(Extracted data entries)
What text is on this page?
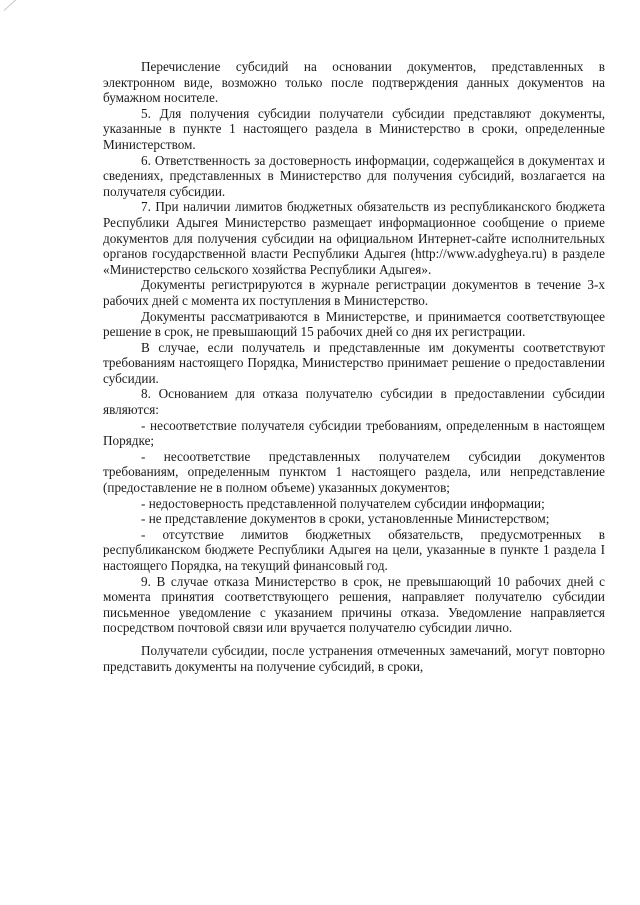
Перечисление субсидий на основании документов, представленных в электронном виде, возможно только после подтверждения данных документов на бумажном носителе.

5. Для получения субсидии получатели субсидии представляют документы, указанные в пункте 1 настоящего раздела в Министерство в сроки, определенные Министерством.

6. Ответственность за достоверность информации, содержащейся в документах и сведениях, представленных в Министерство для получения субсидий, возлагается на получателя субсидии.

7. При наличии лимитов бюджетных обязательств из республиканского бюджета Республики Адыгея Министерство размещает информационное сообщение о приеме документов для получения субсидии на официальном Интернет-сайте исполнительных органов государственной власти Республики Адыгея (http://www.adygheya.ru) в разделе «Министерство сельского хозяйства Республики Адыгея».

Документы регистрируются в журнале регистрации документов в течение 3-х рабочих дней с момента их поступления в Министерство.

Документы рассматриваются в Министерстве, и принимается соответствующее решение в срок, не превышающий 15 рабочих дней со дня их регистрации.

В случае, если получатель и представленные им документы соответствуют требованиям настоящего Порядка, Министерство принимает решение о предоставлении субсидии.

8. Основанием для отказа получателю субсидии в предоставлении субсидии являются:

- несоответствие получателя субсидии требованиям, определенным в настоящем Порядке;

- несоответствие представленных получателем субсидии документов требованиям, определенным пунктом 1 настоящего раздела, или непредставление (предоставление не в полном объеме) указанных документов;

- недостоверность представленной получателем субсидии информации;

- не представление документов в сроки, установленные Министерством;

- отсутствие лимитов бюджетных обязательств, предусмотренных в республиканском бюджете Республики Адыгея на цели, указанные в пункте 1 раздела I настоящего Порядка, на текущий финансовый год.

9. В случае отказа Министерство в срок, не превышающий 10 рабочих дней с момента принятия соответствующего решения, направляет получателю субсидии письменное уведомление с указанием причины отказа. Уведомление направляется посредством почтовой связи или вручается получателю субсидии лично.

Получатели субсидии, после устранения отмеченных замечаний, могут повторно представить документы на получение субсидий, в сроки,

PROBLEM TO WORK ON >>
The pictures should not appear in the copy; every other part of the records above must be returned exactly.

COMPLETE RESPONSE >>
What text is on this page?
Перечисление субсидий на основании документов, представленных в электронном виде, возможно только после подтверждения данных документов на бумажном носителе.

5. Для получения субсидии получатели субсидии представляют документы, указанные в пункте 1 настоящего раздела в Министерство в сроки, определенные Министерством.

6. Ответственность за достоверность информации, содержащейся в документах и сведениях, представленных в Министерство для получения субсидий, возлагается на получателя субсидии.

7. При наличии лимитов бюджетных обязательств из республиканского бюджета Республики Адыгея Министерство размещает информационное сообщение о приеме документов для получения субсидии на официальном Интернет-сайте исполнительных органов государственной власти Республики Адыгея (http://www.adygheya.ru) в разделе «Министерство сельского хозяйства Республики Адыгея».

Документы регистрируются в журнале регистрации документов в течение 3-х рабочих дней с момента их поступления в Министерство.

Документы рассматриваются в Министерстве, и принимается соответствующее решение в срок, не превышающий 15 рабочих дней со дня их регистрации.

В случае, если получатель и представленные им документы соответствуют требованиям настоящего Порядка, Министерство принимает решение о предоставлении субсидии.

8. Основанием для отказа получателю субсидии в предоставлении субсидии являются:

- несоответствие получателя субсидии требованиям, определенным в настоящем Порядке;

- несоответствие представленных получателем субсидии документов требованиям, определенным пунктом 1 настоящего раздела, или непредставление (предоставление не в полном объеме) указанных документов;

- недостоверность представленной получателем субсидии информации;

- не представление документов в сроки, установленные Министерством;

- отсутствие лимитов бюджетных обязательств, предусмотренных в республиканском бюджете Республики Адыгея на цели, указанные в пункте 1 раздела I настоящего Порядка, на текущий финансовый год.

9. В случае отказа Министерство в срок, не превышающий 10 рабочих дней с момента принятия соответствующего решения, направляет получателю субсидии письменное уведомление с указанием причины отказа. Уведомление направляется посредством почтовой связи или вручается получателю субсидии лично.

Получатели субсидии, после устранения отмеченных замечаний, могут повторно представить документы на получение субсидий, в сроки,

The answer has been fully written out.